#### INSTRUCTIONS TO FOLLOW
Extract each line containing the string "relative".

"""

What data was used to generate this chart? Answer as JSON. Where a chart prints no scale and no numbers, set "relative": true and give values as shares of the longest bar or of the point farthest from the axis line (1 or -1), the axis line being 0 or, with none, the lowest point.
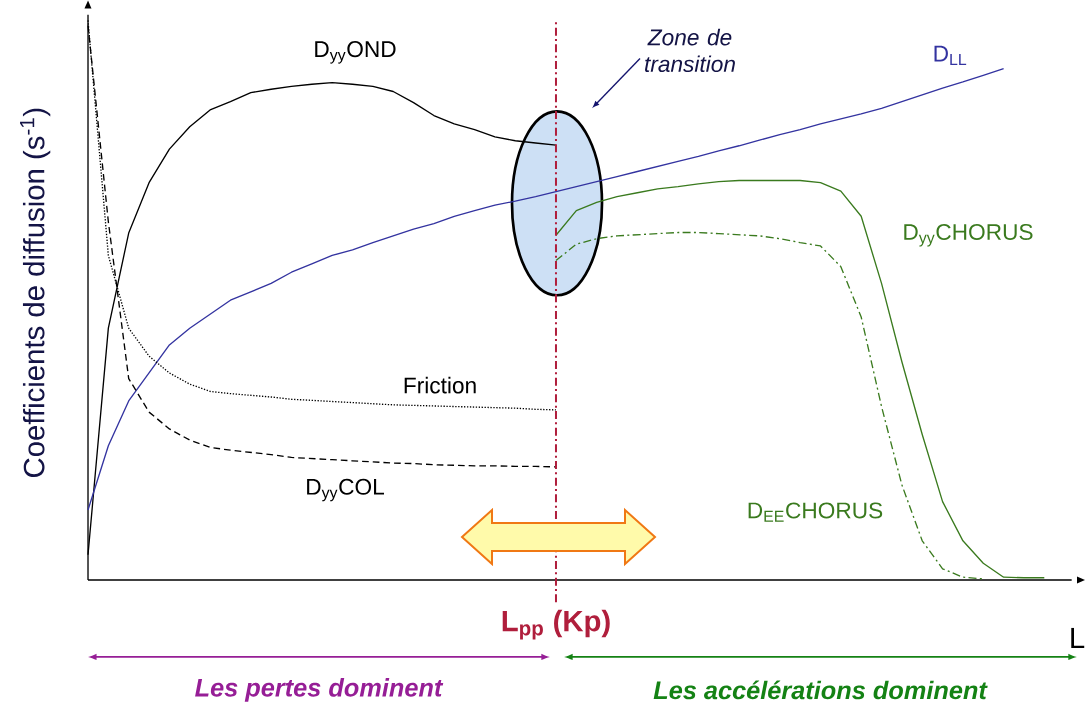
{
  "chart_data": {
    "type": "line",
    "relative": true,
    "ylabel": "Coefficients de diffusion (s$^{-1}$)",
    "xlabel": "L",
    "marker": "none",
    "categories": [
      null,
      null,
      null,
      null,
      null,
      null,
      null,
      null,
      null,
      null,
      null,
      null,
      null,
      null,
      null,
      null,
      null,
      null,
      null,
      null,
      null,
      null,
      null,
      null,
      null,
      null,
      null,
      null,
      null,
      null,
      null,
      null,
      null,
      null,
      null,
      null,
      null,
      null,
      null,
      null,
      null,
      null,
      null,
      null,
      null,
      null,
      null,
      null
    ],
    "series": [
      {
        "name": "D$_{yy}$OND",
        "color": "#000000",
        "line_style": "solid",
        "values": [
          0.045,
          0.45,
          0.62,
          0.71,
          0.77,
          0.81,
          0.84,
          0.855,
          0.871,
          0.877,
          0.882,
          0.886,
          0.889,
          0.886,
          0.882,
          0.873,
          0.853,
          0.83,
          0.815,
          0.805,
          0.792,
          0.785,
          0.781,
          0.777,
          null,
          null,
          null,
          null,
          null,
          null,
          null,
          null,
          null,
          null,
          null,
          null,
          null,
          null,
          null,
          null,
          null,
          null,
          null,
          null,
          null,
          null,
          null,
          null
        ]
      },
      {
        "name": "D$_{LL}$",
        "color": "#3333a0",
        "line_style": "solid",
        "values": [
          0.125,
          0.24,
          0.32,
          0.37,
          0.42,
          0.45,
          0.475,
          0.5,
          0.515,
          0.53,
          0.55,
          0.565,
          0.58,
          0.59,
          0.603,
          0.615,
          0.627,
          0.637,
          0.65,
          0.66,
          0.67,
          0.677,
          0.685,
          0.694,
          0.703,
          0.712,
          0.721,
          0.73,
          0.739,
          0.748,
          0.757,
          0.767,
          0.776,
          0.786,
          0.796,
          0.805,
          0.815,
          0.824,
          0.833,
          0.843,
          0.855,
          0.867,
          0.879,
          0.89,
          0.902,
          0.914,
          null,
          null
        ]
      },
      {
        "name": "Friction",
        "color": "#000000",
        "line_style": "dotted",
        "values": [
          1.0,
          0.58,
          0.45,
          0.4,
          0.37,
          0.35,
          0.337,
          0.333,
          0.33,
          0.327,
          0.323,
          0.321,
          0.319,
          0.317,
          0.315,
          0.313,
          0.312,
          0.311,
          0.31,
          0.309,
          0.308,
          0.307,
          0.305,
          0.304,
          null,
          null,
          null,
          null,
          null,
          null,
          null,
          null,
          null,
          null,
          null,
          null,
          null,
          null,
          null,
          null,
          null,
          null,
          null,
          null,
          null,
          null,
          null,
          null
        ]
      },
      {
        "name": "D$_{yy}$COL",
        "color": "#000000",
        "line_style": "dashed",
        "values": [
          0.991,
          0.64,
          0.36,
          0.3,
          0.27,
          0.25,
          0.237,
          0.232,
          0.228,
          0.224,
          0.219,
          0.217,
          0.215,
          0.213,
          0.211,
          0.209,
          0.208,
          0.206,
          0.205,
          0.204,
          0.204,
          0.203,
          0.203,
          0.202,
          null,
          null,
          null,
          null,
          null,
          null,
          null,
          null,
          null,
          null,
          null,
          null,
          null,
          null,
          null,
          null,
          null,
          null,
          null,
          null,
          null,
          null,
          null,
          null
        ]
      },
      {
        "name": "D$_{yy}$CHORUS",
        "color": "#3a7a1e",
        "line_style": "solid",
        "values": [
          null,
          null,
          null,
          null,
          null,
          null,
          null,
          null,
          null,
          null,
          null,
          null,
          null,
          null,
          null,
          null,
          null,
          null,
          null,
          null,
          null,
          null,
          null,
          0.616,
          0.66,
          0.675,
          0.685,
          0.692,
          0.699,
          0.703,
          0.708,
          0.712,
          0.714,
          0.714,
          0.714,
          0.714,
          0.71,
          0.695,
          0.65,
          0.53,
          0.39,
          0.26,
          0.14,
          0.07,
          0.03,
          0.005,
          0.004,
          0.004
        ]
      },
      {
        "name": "D$_{EE}$CHORUS",
        "color": "#3a7a1e",
        "line_style": "dashdot",
        "values": [
          null,
          null,
          null,
          null,
          null,
          null,
          null,
          null,
          null,
          null,
          null,
          null,
          null,
          null,
          null,
          null,
          null,
          null,
          null,
          null,
          null,
          null,
          null,
          0.571,
          0.6,
          0.61,
          0.615,
          0.617,
          0.619,
          0.621,
          0.621,
          0.619,
          0.617,
          0.615,
          0.61,
          0.603,
          0.597,
          0.56,
          0.47,
          0.31,
          0.17,
          0.07,
          0.02,
          0.005,
          0.002,
          null,
          null,
          null
        ]
      }
    ],
    "annotations": [
      "*Zone de transition*",
      "**L$_{pp}$ (Kp)**",
      "*Les pertes dominent*",
      "*Les accélérations dominent*"
    ]
  }
}
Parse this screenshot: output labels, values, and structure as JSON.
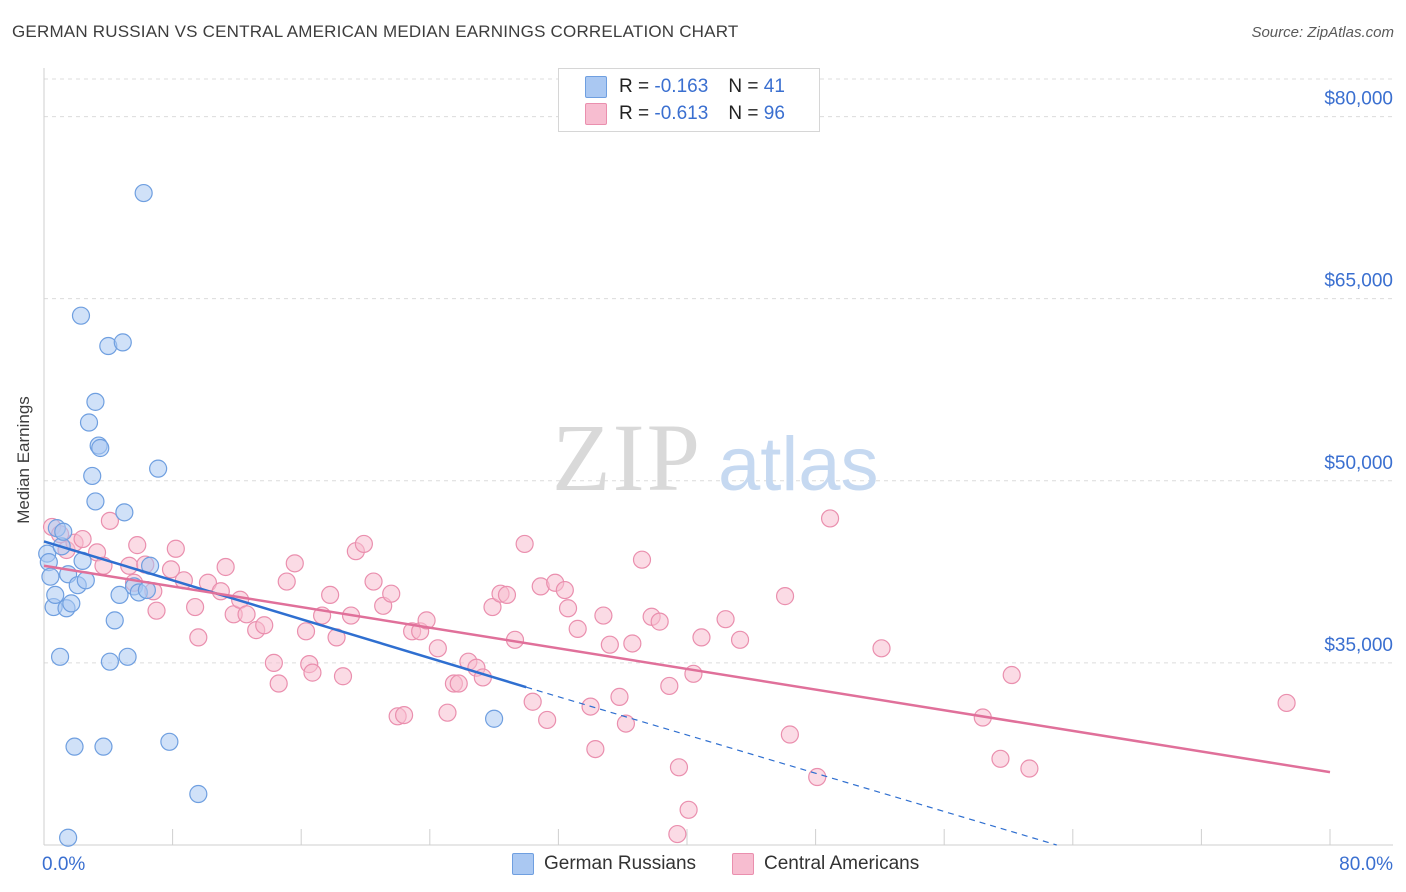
{
  "title": "GERMAN RUSSIAN VS CENTRAL AMERICAN MEDIAN EARNINGS CORRELATION CHART",
  "source": "Source: ZipAtlas.com",
  "watermark": {
    "zip": "ZIP",
    "atlas": "atlas"
  },
  "legend": {
    "r_label": "R =",
    "n_label": "N =",
    "rows": [
      {
        "r": "-0.163",
        "n": "41"
      },
      {
        "r": "-0.613",
        "n": "96"
      }
    ]
  },
  "colors": {
    "blue_fill": "#aac8f2",
    "blue_stroke": "#6f9fe0",
    "blue_line": "#2f6fd0",
    "pink_fill": "#f7bdd0",
    "pink_stroke": "#ea8fae",
    "pink_line": "#e0709a",
    "axis_text": "#3a6fd0",
    "grid": "#dcdcdc"
  },
  "chart_data": {
    "type": "scatter",
    "title": "GERMAN RUSSIAN VS CENTRAL AMERICAN MEDIAN EARNINGS CORRELATION CHART",
    "ylabel": "Median Earnings",
    "xlabel": "",
    "xlim": [
      0,
      80
    ],
    "ylim": [
      20000,
      84000
    ],
    "x_tick_labels": [
      "0.0%",
      "80.0%"
    ],
    "y_ticks": [
      35000,
      50000,
      65000,
      80000
    ],
    "y_tick_labels": [
      "$35,000",
      "$50,000",
      "$65,000",
      "$80,000"
    ],
    "grid": true,
    "legend_position": "top-center",
    "series": [
      {
        "name": "German Russians",
        "color": "#aac8f2",
        "r": -0.163,
        "n": 41,
        "trend": {
          "x": [
            0,
            30
          ],
          "y": [
            45000,
            33000
          ],
          "dashed_to": [
            63,
            20000
          ]
        },
        "points": [
          [
            0.2,
            44000
          ],
          [
            0.3,
            43300
          ],
          [
            0.4,
            42100
          ],
          [
            0.6,
            39600
          ],
          [
            0.7,
            40600
          ],
          [
            0.8,
            46100
          ],
          [
            1.0,
            35500
          ],
          [
            1.1,
            44600
          ],
          [
            1.4,
            39500
          ],
          [
            1.5,
            42300
          ],
          [
            1.5,
            20600
          ],
          [
            1.7,
            39900
          ],
          [
            1.9,
            28100
          ],
          [
            2.1,
            41400
          ],
          [
            2.3,
            63600
          ],
          [
            2.4,
            43400
          ],
          [
            2.6,
            41800
          ],
          [
            2.8,
            54800
          ],
          [
            3.0,
            50400
          ],
          [
            3.2,
            56500
          ],
          [
            3.2,
            48300
          ],
          [
            3.4,
            52900
          ],
          [
            3.5,
            52700
          ],
          [
            3.7,
            28100
          ],
          [
            4.0,
            61100
          ],
          [
            4.1,
            35100
          ],
          [
            4.4,
            38500
          ],
          [
            4.7,
            40600
          ],
          [
            4.9,
            61400
          ],
          [
            5.0,
            47400
          ],
          [
            5.2,
            35500
          ],
          [
            5.6,
            41300
          ],
          [
            5.9,
            40800
          ],
          [
            6.2,
            73700
          ],
          [
            6.4,
            41000
          ],
          [
            6.6,
            43000
          ],
          [
            7.1,
            51000
          ],
          [
            7.8,
            28500
          ],
          [
            9.6,
            24200
          ],
          [
            28.0,
            30400
          ],
          [
            1.2,
            45800
          ]
        ]
      },
      {
        "name": "Central Americans",
        "color": "#f7bdd0",
        "r": -0.613,
        "n": 96,
        "trend": {
          "x": [
            0,
            80
          ],
          "y": [
            43000,
            26000
          ]
        },
        "points": [
          [
            0.5,
            46200
          ],
          [
            1.0,
            45600
          ],
          [
            1.4,
            44300
          ],
          [
            1.9,
            44900
          ],
          [
            2.4,
            45200
          ],
          [
            3.3,
            44100
          ],
          [
            3.7,
            43000
          ],
          [
            4.1,
            46700
          ],
          [
            5.3,
            43000
          ],
          [
            5.6,
            41600
          ],
          [
            5.8,
            44700
          ],
          [
            6.3,
            43100
          ],
          [
            6.8,
            40900
          ],
          [
            7.0,
            39300
          ],
          [
            7.9,
            42700
          ],
          [
            8.2,
            44400
          ],
          [
            8.7,
            41800
          ],
          [
            9.4,
            39600
          ],
          [
            9.6,
            37100
          ],
          [
            10.2,
            41600
          ],
          [
            11.0,
            40900
          ],
          [
            11.3,
            42900
          ],
          [
            11.8,
            39000
          ],
          [
            12.2,
            40200
          ],
          [
            12.6,
            39000
          ],
          [
            13.2,
            37700
          ],
          [
            13.7,
            38100
          ],
          [
            14.3,
            35000
          ],
          [
            14.6,
            33300
          ],
          [
            15.1,
            41700
          ],
          [
            15.6,
            43200
          ],
          [
            16.3,
            37600
          ],
          [
            16.5,
            34900
          ],
          [
            16.7,
            34200
          ],
          [
            17.3,
            38900
          ],
          [
            17.8,
            40600
          ],
          [
            18.2,
            37100
          ],
          [
            18.6,
            33900
          ],
          [
            19.1,
            38900
          ],
          [
            19.4,
            44200
          ],
          [
            19.9,
            44800
          ],
          [
            20.5,
            41700
          ],
          [
            21.1,
            39700
          ],
          [
            21.6,
            40700
          ],
          [
            22.0,
            30600
          ],
          [
            22.4,
            30700
          ],
          [
            22.9,
            37600
          ],
          [
            23.4,
            37600
          ],
          [
            23.8,
            38500
          ],
          [
            24.5,
            36200
          ],
          [
            25.1,
            30900
          ],
          [
            25.5,
            33300
          ],
          [
            25.8,
            33300
          ],
          [
            26.4,
            35100
          ],
          [
            26.9,
            34600
          ],
          [
            27.3,
            33800
          ],
          [
            27.9,
            39600
          ],
          [
            28.4,
            40700
          ],
          [
            28.8,
            40600
          ],
          [
            29.3,
            36900
          ],
          [
            29.9,
            44800
          ],
          [
            30.4,
            31800
          ],
          [
            30.9,
            41300
          ],
          [
            31.3,
            30300
          ],
          [
            31.8,
            41600
          ],
          [
            32.4,
            41000
          ],
          [
            32.6,
            39500
          ],
          [
            33.2,
            37800
          ],
          [
            34.0,
            31400
          ],
          [
            34.3,
            27900
          ],
          [
            34.8,
            38900
          ],
          [
            35.2,
            36500
          ],
          [
            35.8,
            32200
          ],
          [
            36.2,
            30000
          ],
          [
            36.6,
            36600
          ],
          [
            37.2,
            43500
          ],
          [
            37.8,
            38800
          ],
          [
            38.3,
            38400
          ],
          [
            38.9,
            33100
          ],
          [
            39.5,
            26400
          ],
          [
            40.1,
            22900
          ],
          [
            40.4,
            34100
          ],
          [
            40.9,
            37100
          ],
          [
            42.4,
            38600
          ],
          [
            43.3,
            36900
          ],
          [
            46.1,
            40500
          ],
          [
            46.4,
            29100
          ],
          [
            48.1,
            25600
          ],
          [
            48.9,
            46900
          ],
          [
            52.1,
            36200
          ],
          [
            58.4,
            30500
          ],
          [
            59.5,
            27100
          ],
          [
            60.2,
            34000
          ],
          [
            61.3,
            26300
          ],
          [
            77.3,
            31700
          ],
          [
            39.4,
            20900
          ]
        ]
      }
    ]
  }
}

"""

#### THE RESULT
What data was used to generate this chart? Answer as JSON. Where a chart prints no scale and no numbers, set "relative": true and give values as shares of the longest bar or of the point farthest from the axis line (1 or -1), the axis line being 0 or, with none, the lowest point.
    "relative": true,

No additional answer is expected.